## WHAT IS BEING ASKED
Review the lines that follow and copy each one that contains the word "опасных".

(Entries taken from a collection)

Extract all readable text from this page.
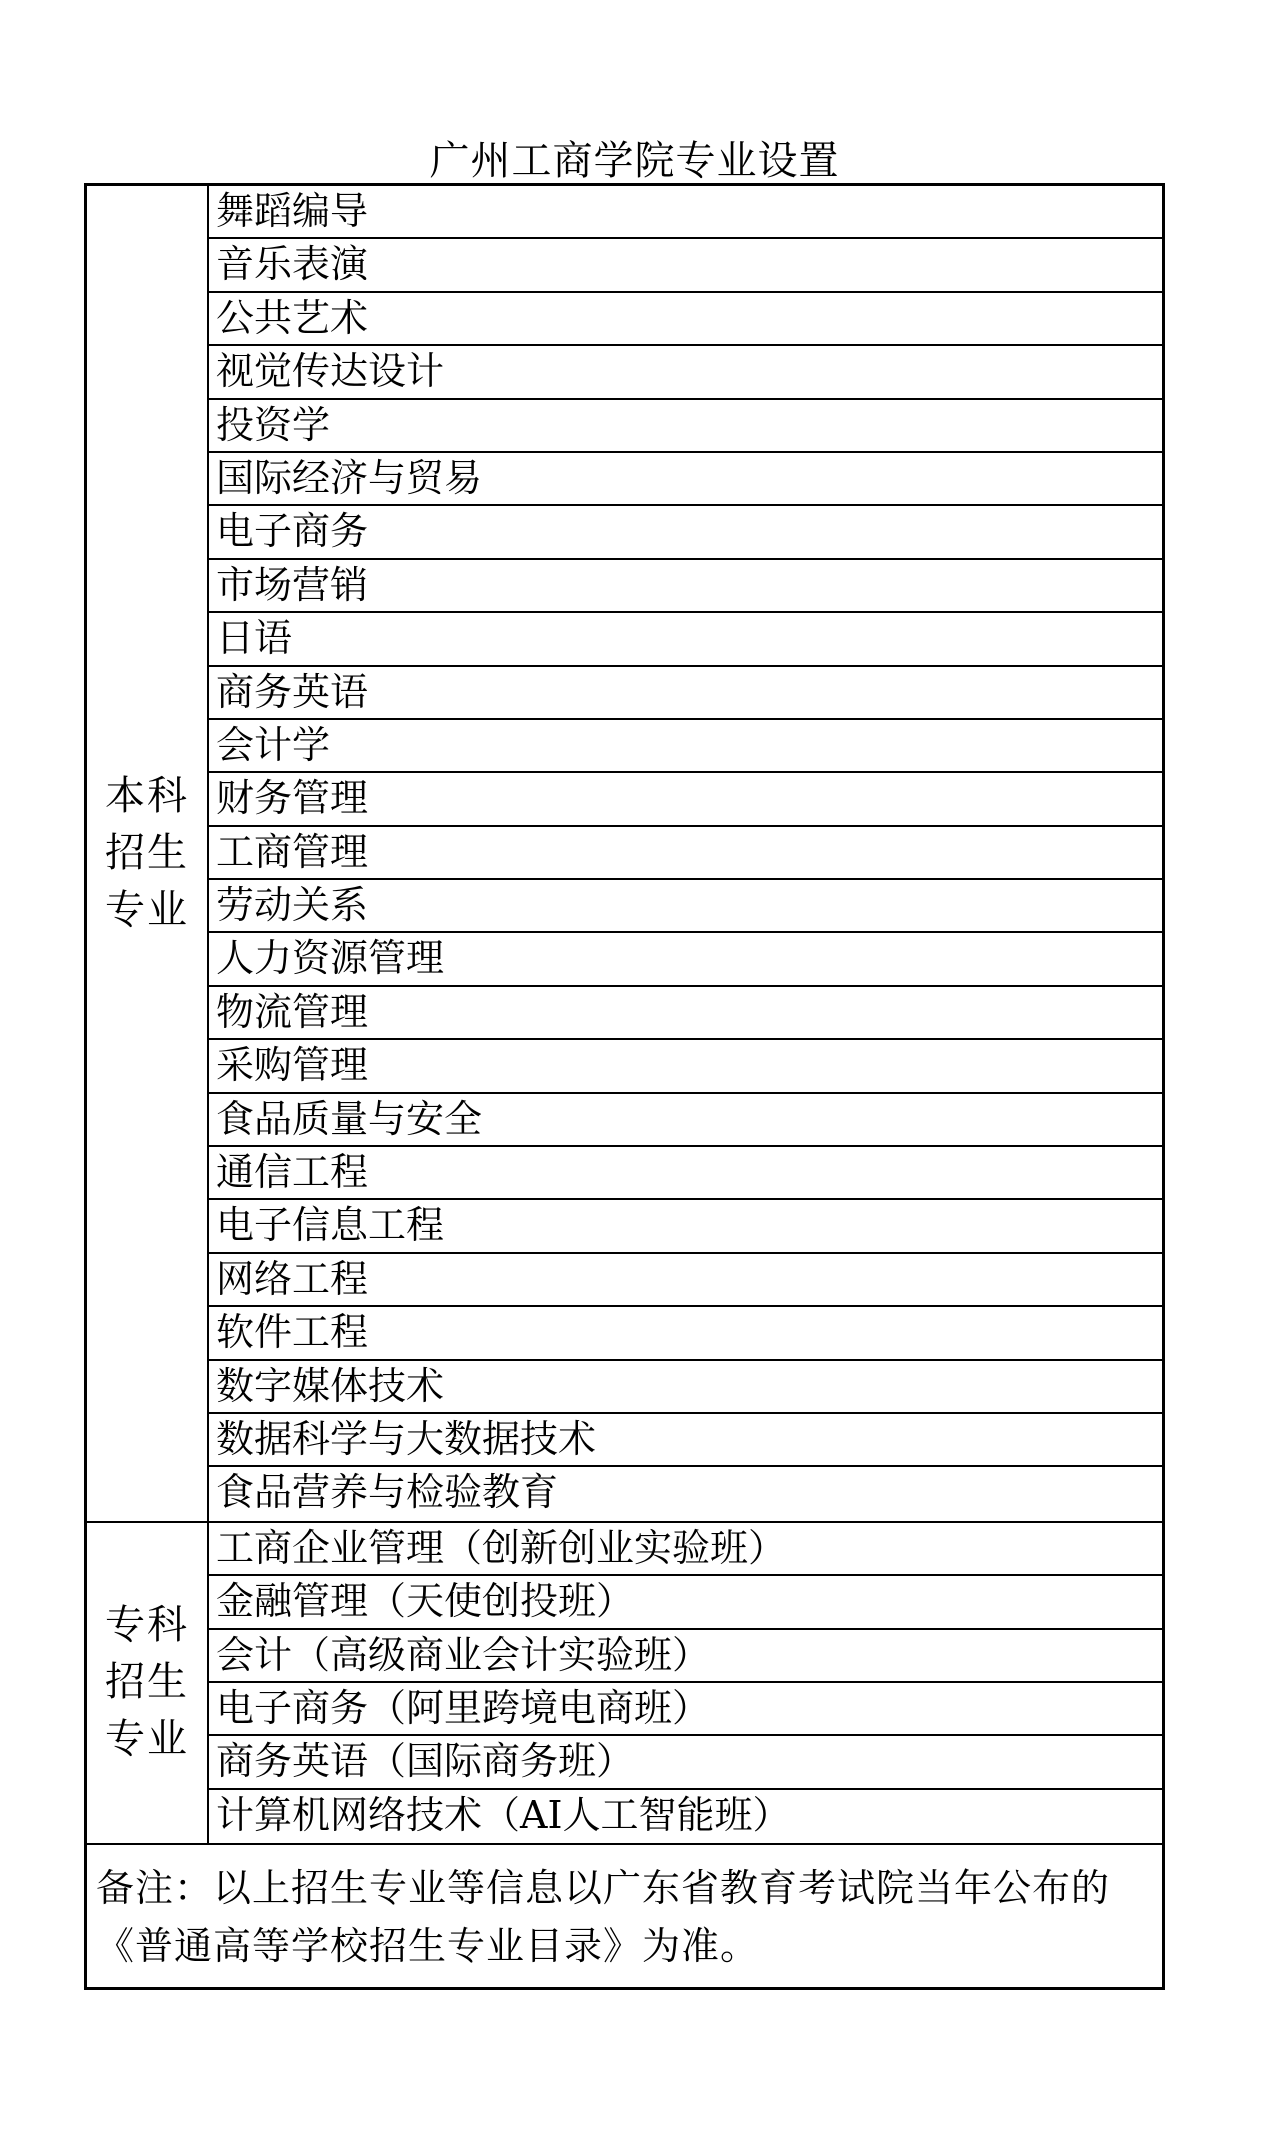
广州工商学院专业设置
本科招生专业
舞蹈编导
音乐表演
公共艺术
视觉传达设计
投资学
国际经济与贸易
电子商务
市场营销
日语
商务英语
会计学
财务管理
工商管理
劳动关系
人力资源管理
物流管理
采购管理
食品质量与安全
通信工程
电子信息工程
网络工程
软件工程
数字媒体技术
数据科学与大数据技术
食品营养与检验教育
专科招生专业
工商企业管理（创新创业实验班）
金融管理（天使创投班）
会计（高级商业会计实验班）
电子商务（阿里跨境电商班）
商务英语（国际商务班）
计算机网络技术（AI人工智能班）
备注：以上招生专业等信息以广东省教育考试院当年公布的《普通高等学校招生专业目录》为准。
--
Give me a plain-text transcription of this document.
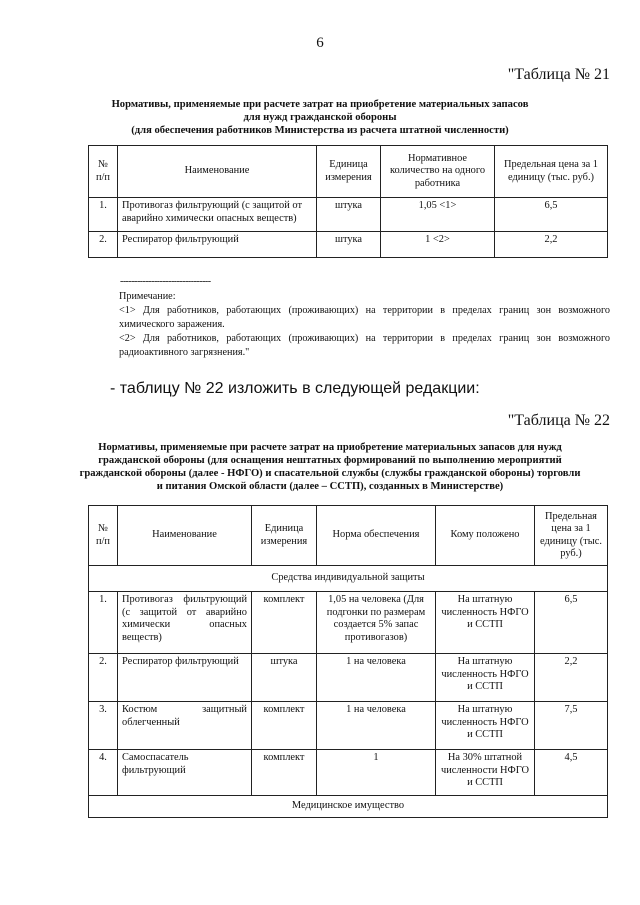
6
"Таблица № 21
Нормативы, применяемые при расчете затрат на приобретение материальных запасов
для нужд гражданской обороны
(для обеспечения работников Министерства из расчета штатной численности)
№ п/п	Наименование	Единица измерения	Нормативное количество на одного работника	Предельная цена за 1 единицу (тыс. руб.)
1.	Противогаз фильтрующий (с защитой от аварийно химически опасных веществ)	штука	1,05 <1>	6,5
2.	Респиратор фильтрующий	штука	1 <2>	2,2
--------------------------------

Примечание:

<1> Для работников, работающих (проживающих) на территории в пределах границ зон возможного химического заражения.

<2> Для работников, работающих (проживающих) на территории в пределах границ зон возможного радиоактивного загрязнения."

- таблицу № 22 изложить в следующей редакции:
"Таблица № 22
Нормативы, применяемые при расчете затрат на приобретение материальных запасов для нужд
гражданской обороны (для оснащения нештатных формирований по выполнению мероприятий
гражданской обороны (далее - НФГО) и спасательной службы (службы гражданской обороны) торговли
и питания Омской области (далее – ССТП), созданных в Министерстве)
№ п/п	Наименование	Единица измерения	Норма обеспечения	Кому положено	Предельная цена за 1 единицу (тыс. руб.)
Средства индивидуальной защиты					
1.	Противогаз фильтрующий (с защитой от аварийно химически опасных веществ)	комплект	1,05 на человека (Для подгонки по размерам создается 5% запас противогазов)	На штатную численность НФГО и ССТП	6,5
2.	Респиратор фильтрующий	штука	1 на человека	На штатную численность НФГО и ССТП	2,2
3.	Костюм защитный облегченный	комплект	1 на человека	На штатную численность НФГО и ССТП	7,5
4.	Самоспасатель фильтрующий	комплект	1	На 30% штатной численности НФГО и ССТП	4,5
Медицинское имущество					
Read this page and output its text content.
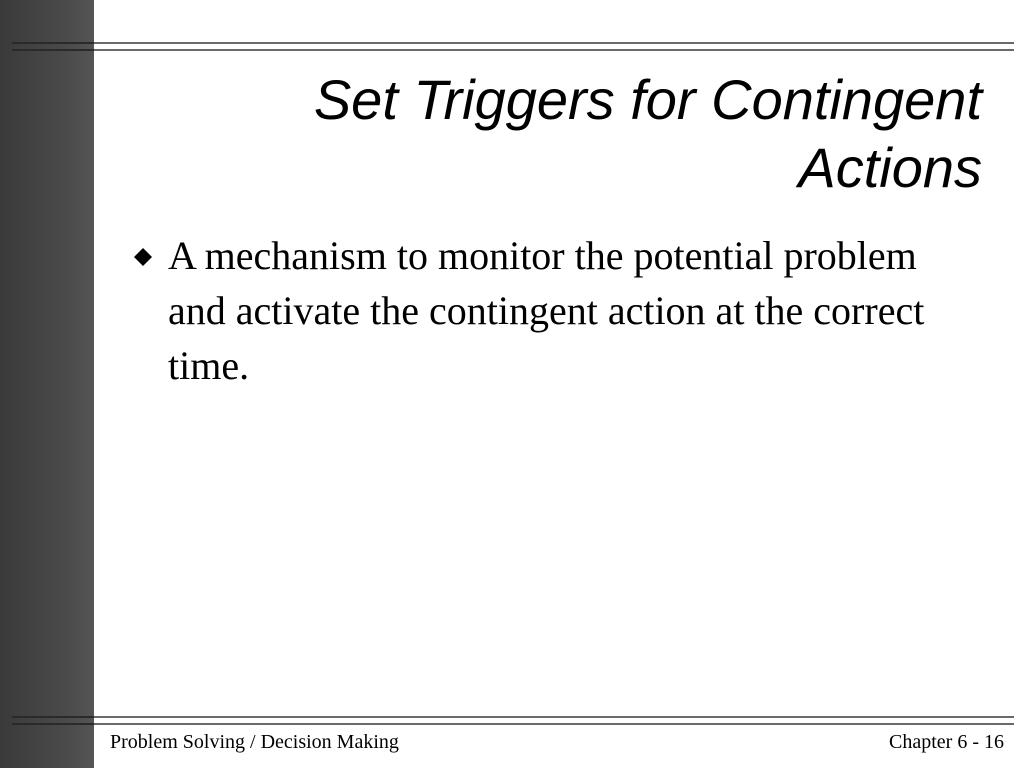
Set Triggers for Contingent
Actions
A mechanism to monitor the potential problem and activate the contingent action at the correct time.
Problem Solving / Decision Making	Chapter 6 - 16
...
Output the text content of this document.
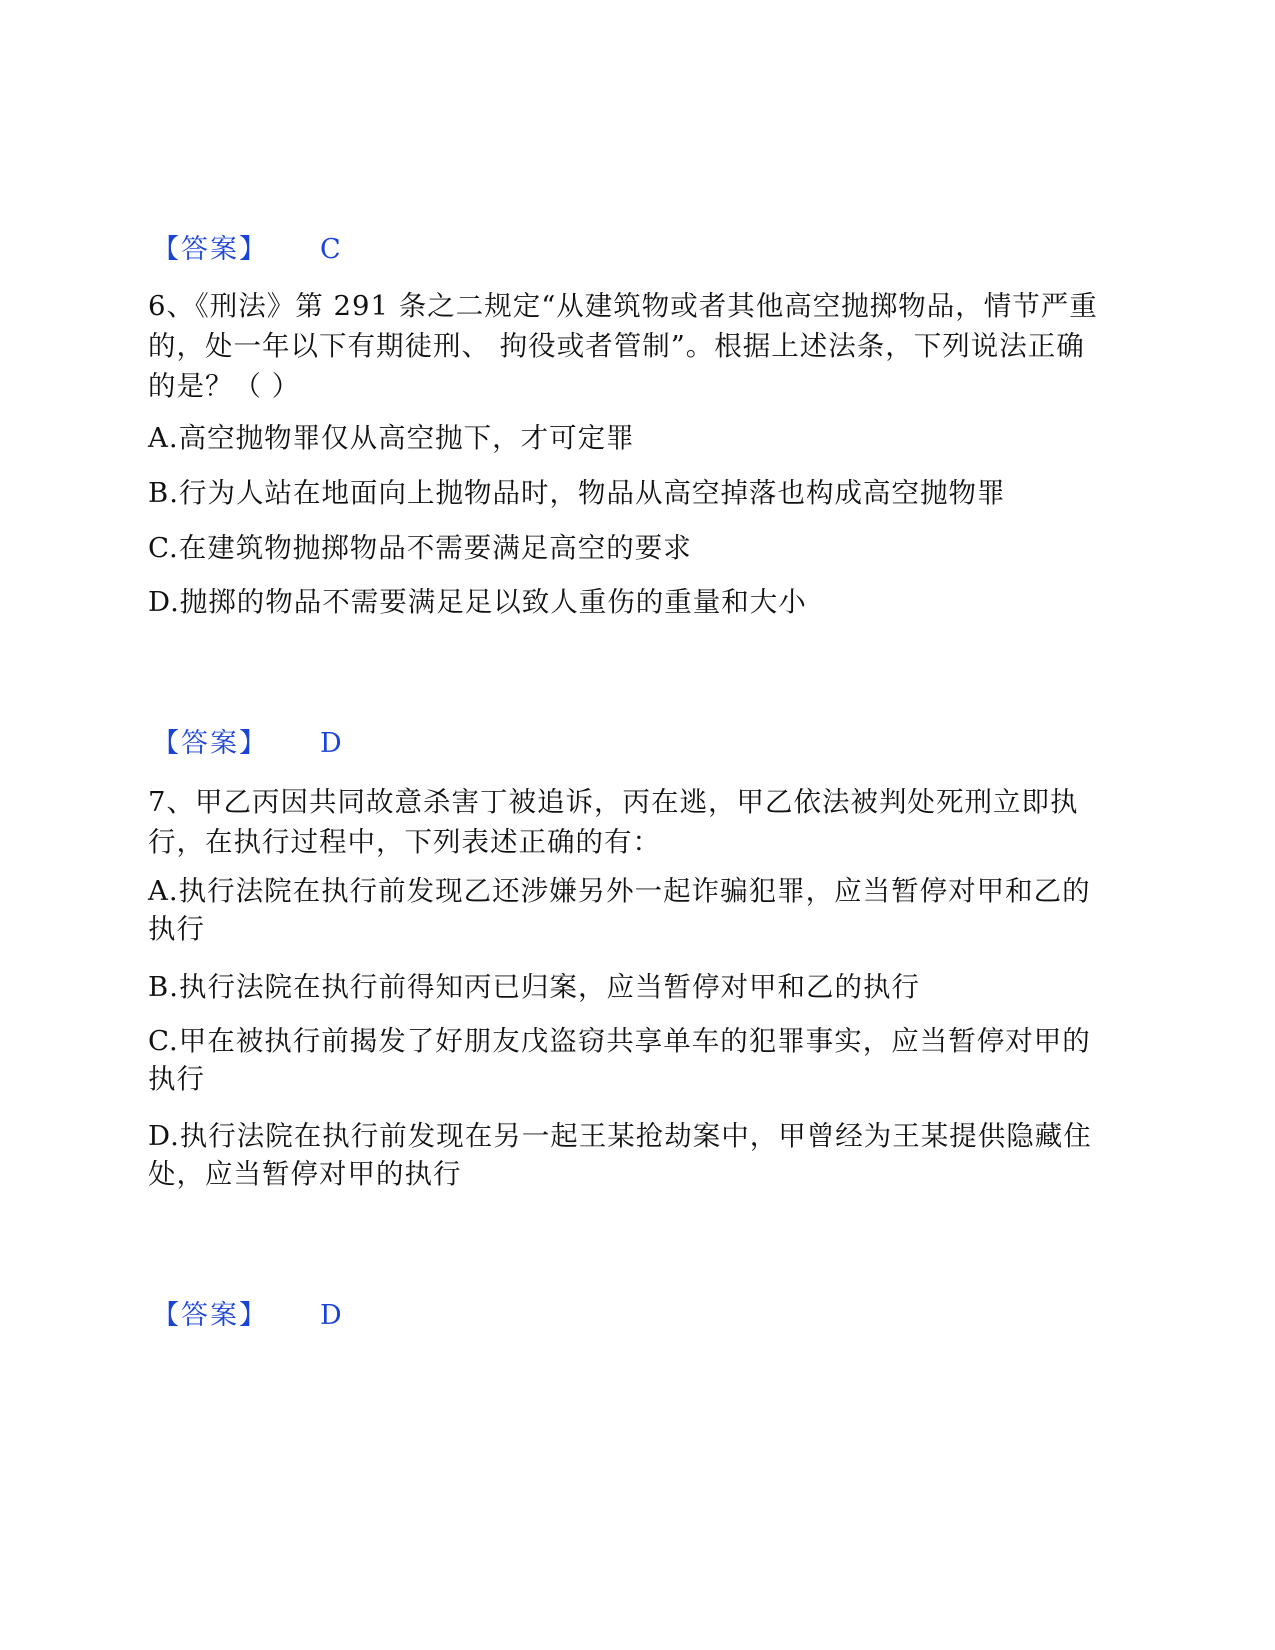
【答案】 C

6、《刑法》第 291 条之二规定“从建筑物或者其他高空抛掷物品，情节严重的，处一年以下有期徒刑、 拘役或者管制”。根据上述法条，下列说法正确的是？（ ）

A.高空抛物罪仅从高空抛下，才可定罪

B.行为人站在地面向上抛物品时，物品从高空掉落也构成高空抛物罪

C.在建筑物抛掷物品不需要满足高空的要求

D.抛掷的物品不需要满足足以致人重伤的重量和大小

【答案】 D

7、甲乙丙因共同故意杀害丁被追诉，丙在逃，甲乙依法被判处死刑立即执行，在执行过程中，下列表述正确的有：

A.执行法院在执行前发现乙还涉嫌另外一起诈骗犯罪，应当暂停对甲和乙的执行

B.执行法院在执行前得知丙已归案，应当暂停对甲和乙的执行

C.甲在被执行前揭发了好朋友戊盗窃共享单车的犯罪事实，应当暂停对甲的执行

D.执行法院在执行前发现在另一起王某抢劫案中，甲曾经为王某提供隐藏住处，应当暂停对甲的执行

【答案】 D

## SOLVED PROBLEM
1.	Противогаз фильтрующий (с защитой от аварийно химически опасных веществ)	штука	1,05 <1>	6,5
1.	Противогаз фильтрующий (с защитой от аварийно химически опасных веществ)	комплект	1,05 на человека (Для подгонки по размерам создается 5% запас противогазов)	На штатную численность НФГО и ССТП	6,5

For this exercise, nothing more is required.